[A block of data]
—————
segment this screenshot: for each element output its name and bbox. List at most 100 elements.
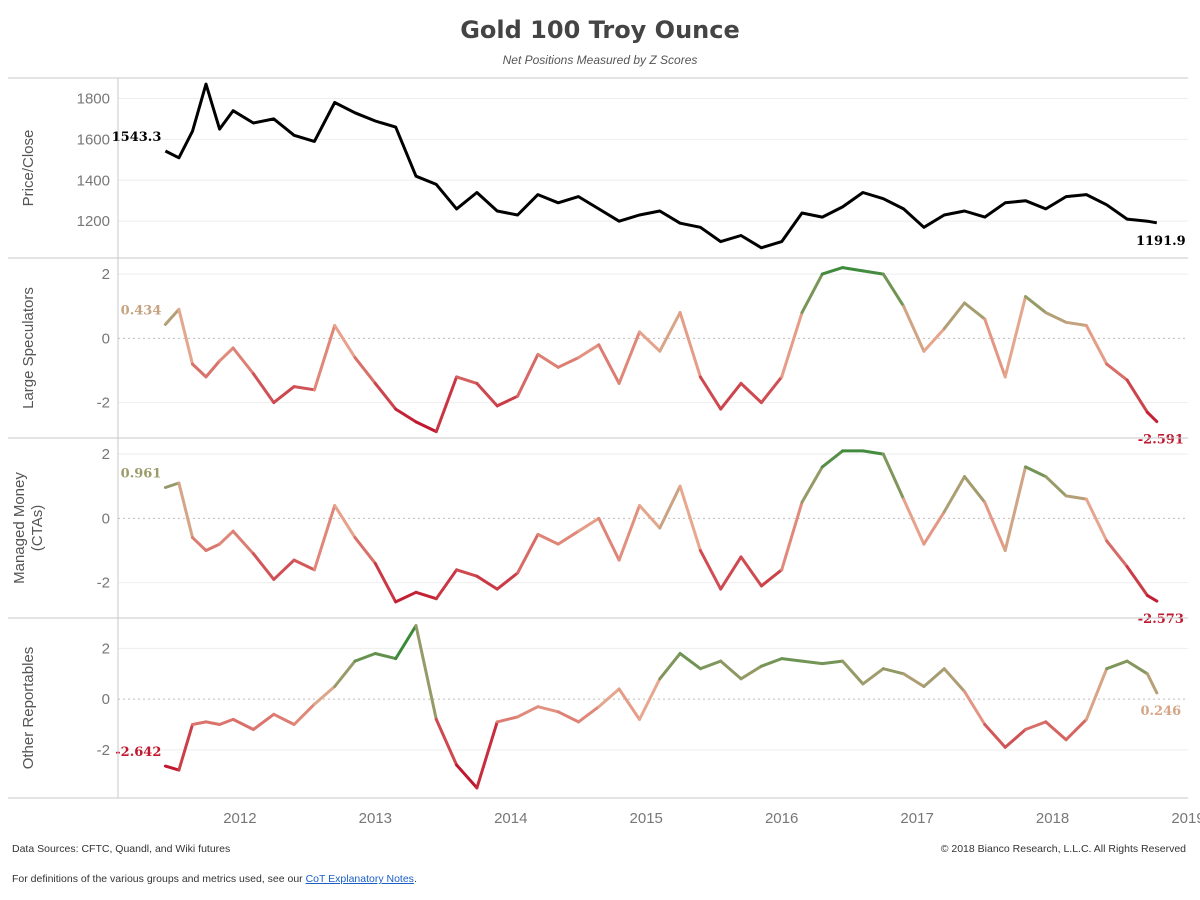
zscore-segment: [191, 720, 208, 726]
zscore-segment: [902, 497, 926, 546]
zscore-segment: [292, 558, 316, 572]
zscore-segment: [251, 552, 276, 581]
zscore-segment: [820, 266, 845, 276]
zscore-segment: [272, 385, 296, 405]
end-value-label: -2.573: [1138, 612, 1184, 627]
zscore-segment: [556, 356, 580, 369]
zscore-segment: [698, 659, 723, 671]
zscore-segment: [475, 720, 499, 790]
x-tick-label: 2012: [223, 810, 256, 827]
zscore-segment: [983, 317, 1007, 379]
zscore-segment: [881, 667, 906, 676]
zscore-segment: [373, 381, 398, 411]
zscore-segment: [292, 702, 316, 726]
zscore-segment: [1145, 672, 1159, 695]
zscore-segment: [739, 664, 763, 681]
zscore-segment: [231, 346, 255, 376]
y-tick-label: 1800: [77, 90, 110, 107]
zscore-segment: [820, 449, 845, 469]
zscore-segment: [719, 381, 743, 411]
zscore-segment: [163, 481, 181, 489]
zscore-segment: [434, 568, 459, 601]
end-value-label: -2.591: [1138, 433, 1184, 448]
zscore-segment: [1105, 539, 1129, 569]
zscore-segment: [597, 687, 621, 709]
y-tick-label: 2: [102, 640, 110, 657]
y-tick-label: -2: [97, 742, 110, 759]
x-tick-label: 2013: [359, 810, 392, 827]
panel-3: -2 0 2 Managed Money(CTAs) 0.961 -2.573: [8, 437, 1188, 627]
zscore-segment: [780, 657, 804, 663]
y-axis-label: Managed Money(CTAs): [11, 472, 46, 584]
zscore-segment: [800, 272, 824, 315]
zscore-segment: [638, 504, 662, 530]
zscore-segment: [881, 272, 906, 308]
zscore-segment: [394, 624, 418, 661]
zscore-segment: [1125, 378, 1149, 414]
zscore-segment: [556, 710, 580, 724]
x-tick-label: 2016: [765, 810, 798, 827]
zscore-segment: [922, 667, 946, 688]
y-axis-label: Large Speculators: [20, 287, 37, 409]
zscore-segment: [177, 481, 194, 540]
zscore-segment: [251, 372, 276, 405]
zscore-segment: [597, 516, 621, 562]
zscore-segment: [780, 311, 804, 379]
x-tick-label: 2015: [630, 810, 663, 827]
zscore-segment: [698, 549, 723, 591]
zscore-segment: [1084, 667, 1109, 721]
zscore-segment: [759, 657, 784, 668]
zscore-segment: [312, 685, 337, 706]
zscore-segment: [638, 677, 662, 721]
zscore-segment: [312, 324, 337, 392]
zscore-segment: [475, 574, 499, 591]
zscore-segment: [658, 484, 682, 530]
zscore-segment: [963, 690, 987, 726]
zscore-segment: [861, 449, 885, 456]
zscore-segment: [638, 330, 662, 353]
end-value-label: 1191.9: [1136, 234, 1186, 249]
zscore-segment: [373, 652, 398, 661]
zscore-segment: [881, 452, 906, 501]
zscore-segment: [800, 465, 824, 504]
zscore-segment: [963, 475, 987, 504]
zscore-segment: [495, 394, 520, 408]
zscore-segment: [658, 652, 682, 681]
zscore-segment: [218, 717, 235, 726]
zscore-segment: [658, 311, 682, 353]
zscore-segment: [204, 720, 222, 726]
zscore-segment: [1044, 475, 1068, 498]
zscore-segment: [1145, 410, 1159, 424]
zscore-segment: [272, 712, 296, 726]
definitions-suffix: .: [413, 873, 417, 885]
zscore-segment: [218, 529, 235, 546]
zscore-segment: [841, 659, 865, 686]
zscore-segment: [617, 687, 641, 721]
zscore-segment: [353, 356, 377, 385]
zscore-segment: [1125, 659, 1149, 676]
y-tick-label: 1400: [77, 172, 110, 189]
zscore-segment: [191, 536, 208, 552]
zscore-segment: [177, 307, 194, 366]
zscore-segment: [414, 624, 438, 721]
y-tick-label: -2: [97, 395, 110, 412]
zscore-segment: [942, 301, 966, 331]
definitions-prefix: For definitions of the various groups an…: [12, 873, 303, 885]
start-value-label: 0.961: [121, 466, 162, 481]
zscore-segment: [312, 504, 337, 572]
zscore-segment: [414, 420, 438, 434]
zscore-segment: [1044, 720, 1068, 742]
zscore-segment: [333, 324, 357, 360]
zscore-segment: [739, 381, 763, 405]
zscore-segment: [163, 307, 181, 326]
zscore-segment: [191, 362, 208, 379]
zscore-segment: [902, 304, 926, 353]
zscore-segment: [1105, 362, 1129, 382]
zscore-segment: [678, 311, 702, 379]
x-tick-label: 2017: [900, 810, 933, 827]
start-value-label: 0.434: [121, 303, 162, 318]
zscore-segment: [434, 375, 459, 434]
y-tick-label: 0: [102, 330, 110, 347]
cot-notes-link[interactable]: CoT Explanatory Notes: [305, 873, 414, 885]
—————
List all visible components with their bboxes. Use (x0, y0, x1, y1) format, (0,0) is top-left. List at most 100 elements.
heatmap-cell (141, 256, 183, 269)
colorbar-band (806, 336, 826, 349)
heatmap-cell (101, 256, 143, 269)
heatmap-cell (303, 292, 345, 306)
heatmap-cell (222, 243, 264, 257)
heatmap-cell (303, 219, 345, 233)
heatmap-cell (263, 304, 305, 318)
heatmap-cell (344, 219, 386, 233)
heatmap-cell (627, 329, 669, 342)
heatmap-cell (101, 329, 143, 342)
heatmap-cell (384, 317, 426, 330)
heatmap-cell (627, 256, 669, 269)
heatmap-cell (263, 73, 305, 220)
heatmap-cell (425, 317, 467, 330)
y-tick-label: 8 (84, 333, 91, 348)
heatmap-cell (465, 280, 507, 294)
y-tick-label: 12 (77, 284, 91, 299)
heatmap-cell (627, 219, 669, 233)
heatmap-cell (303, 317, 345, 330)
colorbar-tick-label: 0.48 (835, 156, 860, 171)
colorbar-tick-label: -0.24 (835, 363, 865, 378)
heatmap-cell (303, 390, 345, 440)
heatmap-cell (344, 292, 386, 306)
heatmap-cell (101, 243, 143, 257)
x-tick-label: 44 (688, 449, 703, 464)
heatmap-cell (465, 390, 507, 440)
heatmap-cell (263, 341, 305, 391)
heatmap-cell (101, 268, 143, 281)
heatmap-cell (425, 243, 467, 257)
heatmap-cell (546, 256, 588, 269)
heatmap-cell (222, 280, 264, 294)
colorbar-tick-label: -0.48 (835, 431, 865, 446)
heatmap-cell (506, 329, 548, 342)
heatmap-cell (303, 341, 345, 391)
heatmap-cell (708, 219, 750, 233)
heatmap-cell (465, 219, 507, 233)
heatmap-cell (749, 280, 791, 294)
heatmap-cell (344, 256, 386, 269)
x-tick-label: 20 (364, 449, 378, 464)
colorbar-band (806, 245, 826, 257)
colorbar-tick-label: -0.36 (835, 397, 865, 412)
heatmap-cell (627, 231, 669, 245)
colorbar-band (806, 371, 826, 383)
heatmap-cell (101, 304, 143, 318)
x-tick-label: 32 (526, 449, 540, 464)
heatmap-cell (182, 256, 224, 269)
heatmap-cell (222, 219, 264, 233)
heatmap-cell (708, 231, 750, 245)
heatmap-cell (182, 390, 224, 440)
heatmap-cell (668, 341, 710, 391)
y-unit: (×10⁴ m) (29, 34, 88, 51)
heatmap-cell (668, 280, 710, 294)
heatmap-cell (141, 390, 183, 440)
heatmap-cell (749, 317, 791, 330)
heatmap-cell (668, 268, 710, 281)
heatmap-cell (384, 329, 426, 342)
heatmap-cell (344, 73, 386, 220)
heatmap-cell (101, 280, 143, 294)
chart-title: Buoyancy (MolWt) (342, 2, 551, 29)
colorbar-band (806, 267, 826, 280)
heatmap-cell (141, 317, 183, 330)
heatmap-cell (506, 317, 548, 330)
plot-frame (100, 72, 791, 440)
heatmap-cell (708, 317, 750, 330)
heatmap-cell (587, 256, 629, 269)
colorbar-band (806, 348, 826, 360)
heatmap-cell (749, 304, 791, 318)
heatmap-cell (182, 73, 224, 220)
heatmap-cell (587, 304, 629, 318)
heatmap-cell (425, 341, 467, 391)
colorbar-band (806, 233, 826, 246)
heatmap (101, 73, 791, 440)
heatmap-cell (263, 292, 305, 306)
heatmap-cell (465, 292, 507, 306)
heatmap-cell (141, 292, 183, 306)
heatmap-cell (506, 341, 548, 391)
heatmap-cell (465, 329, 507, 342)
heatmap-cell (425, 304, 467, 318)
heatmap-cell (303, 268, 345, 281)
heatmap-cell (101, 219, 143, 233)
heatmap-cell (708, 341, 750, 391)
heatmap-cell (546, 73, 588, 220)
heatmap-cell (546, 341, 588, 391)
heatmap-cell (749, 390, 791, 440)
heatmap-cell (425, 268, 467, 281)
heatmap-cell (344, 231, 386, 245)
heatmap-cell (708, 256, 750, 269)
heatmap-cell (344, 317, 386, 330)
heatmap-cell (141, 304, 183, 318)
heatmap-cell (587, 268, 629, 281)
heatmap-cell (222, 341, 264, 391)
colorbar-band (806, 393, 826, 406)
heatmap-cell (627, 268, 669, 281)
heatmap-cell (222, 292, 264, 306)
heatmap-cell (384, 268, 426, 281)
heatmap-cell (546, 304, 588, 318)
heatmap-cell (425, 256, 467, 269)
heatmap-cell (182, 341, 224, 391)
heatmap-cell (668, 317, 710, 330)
—————
**Goal of the exercise:**
Copy the rows above word for word, beginning at the line that has "List all visible" and stopping after the line that has "heatmap-cell (344, 292, 386, 306)".

**Correct output:**
List all visible components with their bboxes. Use (x0, y0, x1, y1) format, (0,0) is top-left. List at most 100 elements.
heatmap-cell (141, 256, 183, 269)
colorbar-band (806, 336, 826, 349)
heatmap-cell (101, 256, 143, 269)
heatmap-cell (303, 292, 345, 306)
heatmap-cell (222, 243, 264, 257)
heatmap-cell (303, 219, 345, 233)
heatmap-cell (263, 304, 305, 318)
heatmap-cell (344, 219, 386, 233)
heatmap-cell (627, 329, 669, 342)
heatmap-cell (101, 329, 143, 342)
heatmap-cell (384, 317, 426, 330)
heatmap-cell (627, 256, 669, 269)
heatmap-cell (263, 73, 305, 220)
heatmap-cell (425, 317, 467, 330)
y-tick-label: 8 (84, 333, 91, 348)
heatmap-cell (465, 280, 507, 294)
y-tick-label: 12 (77, 284, 91, 299)
heatmap-cell (627, 219, 669, 233)
heatmap-cell (303, 317, 345, 330)
colorbar-tick-label: 0.48 (835, 156, 860, 171)
colorbar-tick-label: -0.24 (835, 363, 865, 378)
heatmap-cell (303, 390, 345, 440)
heatmap-cell (344, 292, 386, 306)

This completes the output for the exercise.